[begin Record extracts]

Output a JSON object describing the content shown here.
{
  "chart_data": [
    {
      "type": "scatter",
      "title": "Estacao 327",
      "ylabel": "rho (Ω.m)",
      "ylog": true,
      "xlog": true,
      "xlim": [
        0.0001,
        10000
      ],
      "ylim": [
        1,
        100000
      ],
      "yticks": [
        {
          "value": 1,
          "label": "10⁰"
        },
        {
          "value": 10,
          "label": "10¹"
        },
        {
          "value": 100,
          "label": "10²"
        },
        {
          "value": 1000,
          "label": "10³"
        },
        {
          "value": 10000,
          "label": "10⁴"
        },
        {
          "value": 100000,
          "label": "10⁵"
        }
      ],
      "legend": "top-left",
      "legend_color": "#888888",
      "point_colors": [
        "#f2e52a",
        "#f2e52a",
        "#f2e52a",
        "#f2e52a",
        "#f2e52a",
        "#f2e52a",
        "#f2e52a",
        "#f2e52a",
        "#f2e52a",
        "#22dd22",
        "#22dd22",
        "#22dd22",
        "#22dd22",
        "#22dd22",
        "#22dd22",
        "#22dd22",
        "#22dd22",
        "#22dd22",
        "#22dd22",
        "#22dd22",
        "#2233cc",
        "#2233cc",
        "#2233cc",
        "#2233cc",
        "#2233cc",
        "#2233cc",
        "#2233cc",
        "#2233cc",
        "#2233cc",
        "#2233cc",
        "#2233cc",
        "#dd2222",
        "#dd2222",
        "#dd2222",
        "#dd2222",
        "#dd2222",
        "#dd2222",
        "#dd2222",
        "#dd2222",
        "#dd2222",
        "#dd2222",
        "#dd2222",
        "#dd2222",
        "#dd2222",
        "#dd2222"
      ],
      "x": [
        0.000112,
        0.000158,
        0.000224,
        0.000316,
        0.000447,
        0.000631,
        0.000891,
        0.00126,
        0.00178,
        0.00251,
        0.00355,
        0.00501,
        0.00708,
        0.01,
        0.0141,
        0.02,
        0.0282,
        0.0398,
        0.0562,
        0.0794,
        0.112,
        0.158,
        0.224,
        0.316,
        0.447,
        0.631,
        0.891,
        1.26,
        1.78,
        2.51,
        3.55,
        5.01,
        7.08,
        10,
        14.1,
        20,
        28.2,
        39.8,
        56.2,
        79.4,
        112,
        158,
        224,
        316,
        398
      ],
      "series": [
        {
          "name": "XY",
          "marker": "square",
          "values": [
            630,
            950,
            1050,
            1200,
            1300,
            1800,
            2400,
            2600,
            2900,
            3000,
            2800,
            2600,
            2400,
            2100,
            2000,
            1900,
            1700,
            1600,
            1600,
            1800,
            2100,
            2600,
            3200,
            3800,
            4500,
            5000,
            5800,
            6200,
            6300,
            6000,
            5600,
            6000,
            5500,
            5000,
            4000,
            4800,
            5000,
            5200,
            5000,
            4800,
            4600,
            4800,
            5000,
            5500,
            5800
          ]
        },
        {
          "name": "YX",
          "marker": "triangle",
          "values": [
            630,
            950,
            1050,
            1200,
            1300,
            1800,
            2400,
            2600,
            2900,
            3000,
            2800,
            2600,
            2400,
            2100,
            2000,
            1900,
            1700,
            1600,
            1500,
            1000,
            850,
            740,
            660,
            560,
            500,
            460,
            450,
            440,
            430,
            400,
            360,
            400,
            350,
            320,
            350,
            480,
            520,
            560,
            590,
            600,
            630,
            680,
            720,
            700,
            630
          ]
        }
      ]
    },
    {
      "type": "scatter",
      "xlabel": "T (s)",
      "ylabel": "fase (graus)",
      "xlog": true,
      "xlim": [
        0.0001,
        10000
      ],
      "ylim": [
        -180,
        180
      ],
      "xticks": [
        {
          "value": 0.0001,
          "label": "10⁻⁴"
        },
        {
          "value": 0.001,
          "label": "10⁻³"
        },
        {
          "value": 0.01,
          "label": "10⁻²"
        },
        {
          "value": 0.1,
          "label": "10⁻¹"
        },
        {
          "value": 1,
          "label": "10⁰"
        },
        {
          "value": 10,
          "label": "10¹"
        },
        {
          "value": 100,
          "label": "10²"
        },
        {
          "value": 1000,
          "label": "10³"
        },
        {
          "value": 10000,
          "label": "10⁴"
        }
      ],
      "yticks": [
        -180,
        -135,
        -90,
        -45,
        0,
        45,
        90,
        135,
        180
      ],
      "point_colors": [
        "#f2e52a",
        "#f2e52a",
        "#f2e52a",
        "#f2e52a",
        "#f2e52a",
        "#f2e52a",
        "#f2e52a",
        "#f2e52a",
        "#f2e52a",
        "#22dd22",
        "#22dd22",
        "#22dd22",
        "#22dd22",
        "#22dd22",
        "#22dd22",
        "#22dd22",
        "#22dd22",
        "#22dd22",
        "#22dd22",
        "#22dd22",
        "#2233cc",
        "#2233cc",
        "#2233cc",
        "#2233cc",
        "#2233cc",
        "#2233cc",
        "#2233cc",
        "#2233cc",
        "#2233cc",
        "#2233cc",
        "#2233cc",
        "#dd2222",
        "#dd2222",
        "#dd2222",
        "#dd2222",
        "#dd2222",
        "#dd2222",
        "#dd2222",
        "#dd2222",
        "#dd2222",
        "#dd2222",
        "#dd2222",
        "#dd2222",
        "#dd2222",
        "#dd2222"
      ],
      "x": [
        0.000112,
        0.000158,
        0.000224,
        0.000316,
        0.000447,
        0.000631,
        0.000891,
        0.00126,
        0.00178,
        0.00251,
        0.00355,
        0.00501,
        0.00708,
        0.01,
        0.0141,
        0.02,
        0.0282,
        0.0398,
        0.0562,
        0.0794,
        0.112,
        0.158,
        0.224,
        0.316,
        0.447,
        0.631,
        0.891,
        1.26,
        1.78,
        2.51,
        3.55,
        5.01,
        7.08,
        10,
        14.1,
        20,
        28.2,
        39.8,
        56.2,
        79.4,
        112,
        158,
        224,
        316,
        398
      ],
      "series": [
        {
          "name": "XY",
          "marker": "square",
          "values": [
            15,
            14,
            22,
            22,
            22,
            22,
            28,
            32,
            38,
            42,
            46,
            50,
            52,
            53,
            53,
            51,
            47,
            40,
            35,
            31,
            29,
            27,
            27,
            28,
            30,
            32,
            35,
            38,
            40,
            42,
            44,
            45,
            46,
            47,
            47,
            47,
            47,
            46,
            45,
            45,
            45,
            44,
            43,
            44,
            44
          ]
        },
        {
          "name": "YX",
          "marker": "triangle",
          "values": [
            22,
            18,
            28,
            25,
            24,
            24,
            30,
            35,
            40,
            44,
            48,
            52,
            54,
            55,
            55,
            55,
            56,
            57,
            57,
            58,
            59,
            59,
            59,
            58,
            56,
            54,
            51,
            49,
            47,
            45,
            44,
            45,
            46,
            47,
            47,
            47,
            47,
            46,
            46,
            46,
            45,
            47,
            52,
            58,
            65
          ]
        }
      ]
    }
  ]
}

[end Record extracts]

## Set task
Write out the data again, exactly and in full.

## The solution
Output a JSON object describing the content shown here.
{
  "chart_data": [
    {
      "type": "scatter",
      "title": "Estacao 327",
      "ylabel": "rho (Ω.m)",
      "ylog": true,
      "xlog": true,
      "xlim": [
        0.0001,
        10000
      ],
      "ylim": [
        1,
        100000
      ],
      "yticks": [
        {
          "value": 1,
          "label": "10⁰"
        },
        {
          "value": 10,
          "label": "10¹"
        },
        {
          "value": 100,
          "label": "10²"
        },
        {
          "value": 1000,
          "label": "10³"
        },
        {
          "value": 10000,
          "label": "10⁴"
        },
        {
          "value": 100000,
          "label": "10⁵"
        }
      ],
      "legend": "top-left",
      "legend_color": "#888888",
      "point_colors": [
        "#f2e52a",
        "#f2e52a",
        "#f2e52a",
        "#f2e52a",
        "#f2e52a",
        "#f2e52a",
        "#f2e52a",
        "#f2e52a",
        "#f2e52a",
        "#22dd22",
        "#22dd22",
        "#22dd22",
        "#22dd22",
        "#22dd22",
        "#22dd22",
        "#22dd22",
        "#22dd22",
        "#22dd22",
        "#22dd22",
        "#22dd22",
        "#2233cc",
        "#2233cc",
        "#2233cc",
        "#2233cc",
        "#2233cc",
        "#2233cc",
        "#2233cc",
        "#2233cc",
        "#2233cc",
        "#2233cc",
        "#2233cc",
        "#dd2222",
        "#dd2222",
        "#dd2222",
        "#dd2222",
        "#dd2222",
        "#dd2222",
        "#dd2222",
        "#dd2222",
        "#dd2222",
        "#dd2222",
        "#dd2222",
        "#dd2222",
        "#dd2222",
        "#dd2222"
      ],
      "x": [
        0.000112,
        0.000158,
        0.000224,
        0.000316,
        0.000447,
        0.000631,
        0.000891,
        0.00126,
        0.00178,
        0.00251,
        0.00355,
        0.00501,
        0.00708,
        0.01,
        0.0141,
        0.02,
        0.0282,
        0.0398,
        0.0562,
        0.0794,
        0.112,
        0.158,
        0.224,
        0.316,
        0.447,
        0.631,
        0.891,
        1.26,
        1.78,
        2.51,
        3.55,
        5.01,
        7.08,
        10,
        14.1,
        20,
        28.2,
        39.8,
        56.2,
        79.4,
        112,
        158,
        224,
        316,
        398
      ],
      "series": [
        {
          "name": "XY",
          "marker": "square",
          "values": [
            630,
            950,
            1050,
            1200,
            1300,
            1800,
            2400,
            2600,
            2900,
            3000,
            2800,
            2600,
            2400,
            2100,
            2000,
            1900,
            1700,
            1600,
            1600,
            1800,
            2100,
            2600,
            3200,
            3800,
            4500,
            5000,
            5800,
            6200,
            6300,
            6000,
            5600,
            6000,
            5500,
            5000,
            4000,
            4800,
            5000,
            5200,
            5000,
            4800,
            4600,
            4800,
            5000,
            5500,
            5800
          ]
        },
        {
          "name": "YX",
          "marker": "triangle",
          "values": [
            630,
            950,
            1050,
            1200,
            1300,
            1800,
            2400,
            2600,
            2900,
            3000,
            2800,
            2600,
            2400,
            2100,
            2000,
            1900,
            1700,
            1600,
            1500,
            1000,
            850,
            740,
            660,
            560,
            500,
            460,
            450,
            440,
            430,
            400,
            360,
            400,
            350,
            320,
            350,
            480,
            520,
            560,
            590,
            600,
            630,
            680,
            720,
            700,
            630
          ]
        }
      ]
    },
    {
      "type": "scatter",
      "xlabel": "T (s)",
      "ylabel": "fase (graus)",
      "xlog": true,
      "xlim": [
        0.0001,
        10000
      ],
      "ylim": [
        -180,
        180
      ],
      "xticks": [
        {
          "value": 0.0001,
          "label": "10⁻⁴"
        },
        {
          "value": 0.001,
          "label": "10⁻³"
        },
        {
          "value": 0.01,
          "label": "10⁻²"
        },
        {
          "value": 0.1,
          "label": "10⁻¹"
        },
        {
          "value": 1,
          "label": "10⁰"
        },
        {
          "value": 10,
          "label": "10¹"
        },
        {
          "value": 100,
          "label": "10²"
        },
        {
          "value": 1000,
          "label": "10³"
        },
        {
          "value": 10000,
          "label": "10⁴"
        }
      ],
      "yticks": [
        -180,
        -135,
        -90,
        -45,
        0,
        45,
        90,
        135,
        180
      ],
      "point_colors": [
        "#f2e52a",
        "#f2e52a",
        "#f2e52a",
        "#f2e52a",
        "#f2e52a",
        "#f2e52a",
        "#f2e52a",
        "#f2e52a",
        "#f2e52a",
        "#22dd22",
        "#22dd22",
        "#22dd22",
        "#22dd22",
        "#22dd22",
        "#22dd22",
        "#22dd22",
        "#22dd22",
        "#22dd22",
        "#22dd22",
        "#22dd22",
        "#2233cc",
        "#2233cc",
        "#2233cc",
        "#2233cc",
        "#2233cc",
        "#2233cc",
        "#2233cc",
        "#2233cc",
        "#2233cc",
        "#2233cc",
        "#2233cc",
        "#dd2222",
        "#dd2222",
        "#dd2222",
        "#dd2222",
        "#dd2222",
        "#dd2222",
        "#dd2222",
        "#dd2222",
        "#dd2222",
        "#dd2222",
        "#dd2222",
        "#dd2222",
        "#dd2222",
        "#dd2222"
      ],
      "x": [
        0.000112,
        0.000158,
        0.000224,
        0.000316,
        0.000447,
        0.000631,
        0.000891,
        0.00126,
        0.00178,
        0.00251,
        0.00355,
        0.00501,
        0.00708,
        0.01,
        0.0141,
        0.02,
        0.0282,
        0.0398,
        0.0562,
        0.0794,
        0.112,
        0.158,
        0.224,
        0.316,
        0.447,
        0.631,
        0.891,
        1.26,
        1.78,
        2.51,
        3.55,
        5.01,
        7.08,
        10,
        14.1,
        20,
        28.2,
        39.8,
        56.2,
        79.4,
        112,
        158,
        224,
        316,
        398
      ],
      "series": [
        {
          "name": "XY",
          "marker": "square",
          "values": [
            15,
            14,
            22,
            22,
            22,
            22,
            28,
            32,
            38,
            42,
            46,
            50,
            52,
            53,
            53,
            51,
            47,
            40,
            35,
            31,
            29,
            27,
            27,
            28,
            30,
            32,
            35,
            38,
            40,
            42,
            44,
            45,
            46,
            47,
            47,
            47,
            47,
            46,
            45,
            45,
            45,
            44,
            43,
            44,
            44
          ]
        },
        {
          "name": "YX",
          "marker": "triangle",
          "values": [
            22,
            18,
            28,
            25,
            24,
            24,
            30,
            35,
            40,
            44,
            48,
            52,
            54,
            55,
            55,
            55,
            56,
            57,
            57,
            58,
            59,
            59,
            59,
            58,
            56,
            54,
            51,
            49,
            47,
            45,
            44,
            45,
            46,
            47,
            47,
            47,
            47,
            46,
            46,
            46,
            45,
            47,
            52,
            58,
            65
          ]
        }
      ]
    }
  ]
}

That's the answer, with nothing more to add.